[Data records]

· · · ·

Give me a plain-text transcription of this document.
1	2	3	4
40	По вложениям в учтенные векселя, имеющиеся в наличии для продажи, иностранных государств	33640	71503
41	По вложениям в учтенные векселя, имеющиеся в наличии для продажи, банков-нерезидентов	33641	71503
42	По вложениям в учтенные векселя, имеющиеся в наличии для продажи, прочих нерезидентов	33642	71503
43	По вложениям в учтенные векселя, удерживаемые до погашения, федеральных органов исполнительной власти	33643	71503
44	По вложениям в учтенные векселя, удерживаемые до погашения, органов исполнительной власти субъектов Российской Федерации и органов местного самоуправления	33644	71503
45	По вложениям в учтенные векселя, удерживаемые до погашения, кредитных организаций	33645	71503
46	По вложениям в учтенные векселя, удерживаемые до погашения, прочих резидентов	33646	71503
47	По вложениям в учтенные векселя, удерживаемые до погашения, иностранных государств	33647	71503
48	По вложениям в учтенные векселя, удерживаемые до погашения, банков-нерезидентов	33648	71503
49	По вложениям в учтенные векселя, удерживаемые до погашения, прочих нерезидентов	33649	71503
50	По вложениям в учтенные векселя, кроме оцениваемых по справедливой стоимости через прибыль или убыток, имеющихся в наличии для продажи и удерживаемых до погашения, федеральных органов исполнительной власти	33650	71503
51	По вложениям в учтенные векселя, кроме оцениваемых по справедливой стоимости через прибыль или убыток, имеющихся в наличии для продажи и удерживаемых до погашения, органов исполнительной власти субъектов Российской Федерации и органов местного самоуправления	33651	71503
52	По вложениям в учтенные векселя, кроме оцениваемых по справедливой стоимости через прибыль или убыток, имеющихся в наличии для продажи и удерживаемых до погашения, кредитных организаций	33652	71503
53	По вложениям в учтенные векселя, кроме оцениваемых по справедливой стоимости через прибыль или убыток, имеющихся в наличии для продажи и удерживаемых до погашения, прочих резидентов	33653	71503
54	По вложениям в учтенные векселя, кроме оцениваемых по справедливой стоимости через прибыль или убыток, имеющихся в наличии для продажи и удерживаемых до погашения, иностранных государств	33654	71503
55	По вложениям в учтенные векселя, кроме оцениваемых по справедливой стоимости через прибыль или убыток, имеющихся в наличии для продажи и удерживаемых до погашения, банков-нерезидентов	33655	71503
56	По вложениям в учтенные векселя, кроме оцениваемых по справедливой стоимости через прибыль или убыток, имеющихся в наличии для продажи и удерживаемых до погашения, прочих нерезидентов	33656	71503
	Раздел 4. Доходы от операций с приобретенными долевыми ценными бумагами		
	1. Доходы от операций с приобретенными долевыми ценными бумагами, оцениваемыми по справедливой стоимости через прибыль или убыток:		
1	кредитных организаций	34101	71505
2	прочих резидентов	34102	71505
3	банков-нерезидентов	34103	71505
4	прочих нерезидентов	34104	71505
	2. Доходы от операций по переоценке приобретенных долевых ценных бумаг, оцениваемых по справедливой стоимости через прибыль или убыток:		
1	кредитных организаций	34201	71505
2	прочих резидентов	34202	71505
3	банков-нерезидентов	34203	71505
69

· · · ·

[EXERCISE INSTRUCTIONS] Output all of the data again, exactly.

[THE RESPONSE]
Give me a plain-text transcription of this document.
1	2	3	4
40	По вложениям в учтенные векселя, имеющиеся в наличии для продажи, иностранных государств	33640	71503
41	По вложениям в учтенные векселя, имеющиеся в наличии для продажи, банков-нерезидентов	33641	71503
42	По вложениям в учтенные векселя, имеющиеся в наличии для продажи, прочих нерезидентов	33642	71503
43	По вложениям в учтенные векселя, удерживаемые до погашения, федеральных органов исполнительной власти	33643	71503
44	По вложениям в учтенные векселя, удерживаемые до погашения, органов исполнительной власти субъектов Российской Федерации и органов местного самоуправления	33644	71503
45	По вложениям в учтенные векселя, удерживаемые до погашения, кредитных организаций	33645	71503
46	По вложениям в учтенные векселя, удерживаемые до погашения, прочих резидентов	33646	71503
47	По вложениям в учтенные векселя, удерживаемые до погашения, иностранных государств	33647	71503
48	По вложениям в учтенные векселя, удерживаемые до погашения, банков-нерезидентов	33648	71503
49	По вложениям в учтенные векселя, удерживаемые до погашения, прочих нерезидентов	33649	71503
50	По вложениям в учтенные векселя, кроме оцениваемых по справедливой стоимости через прибыль или убыток, имеющихся в наличии для продажи и удерживаемых до погашения, федеральных органов исполнительной власти	33650	71503
51	По вложениям в учтенные векселя, кроме оцениваемых по справедливой стоимости через прибыль или убыток, имеющихся в наличии для продажи и удерживаемых до погашения, органов исполнительной власти субъектов Российской Федерации и органов местного самоуправления	33651	71503
52	По вложениям в учтенные векселя, кроме оцениваемых по справедливой стоимости через прибыль или убыток, имеющихся в наличии для продажи и удерживаемых до погашения, кредитных организаций	33652	71503
53	По вложениям в учтенные векселя, кроме оцениваемых по справедливой стоимости через прибыль или убыток, имеющихся в наличии для продажи и удерживаемых до погашения, прочих резидентов	33653	71503
54	По вложениям в учтенные векселя, кроме оцениваемых по справедливой стоимости через прибыль или убыток, имеющихся в наличии для продажи и удерживаемых до погашения, иностранных государств	33654	71503
55	По вложениям в учтенные векселя, кроме оцениваемых по справедливой стоимости через прибыль или убыток, имеющихся в наличии для продажи и удерживаемых до погашения, банков-нерезидентов	33655	71503
56	По вложениям в учтенные векселя, кроме оцениваемых по справедливой стоимости через прибыль или убыток, имеющихся в наличии для продажи и удерживаемых до погашения, прочих нерезидентов	33656	71503
	Раздел 4. Доходы от операций с приобретенными долевыми ценными бумагами		
	1. Доходы от операций с приобретенными долевыми ценными бумагами, оцениваемыми по справедливой стоимости через прибыль или убыток:		
1	кредитных организаций	34101	71505
2	прочих резидентов	34102	71505
3	банков-нерезидентов	34103	71505
4	прочих нерезидентов	34104	71505
	2. Доходы от операций по переоценке приобретенных долевых ценных бумаг, оцениваемых по справедливой стоимости через прибыль или убыток:		
1	кредитных организаций	34201	71505
2	прочих резидентов	34202	71505
3	банков-нерезидентов	34203	71505
69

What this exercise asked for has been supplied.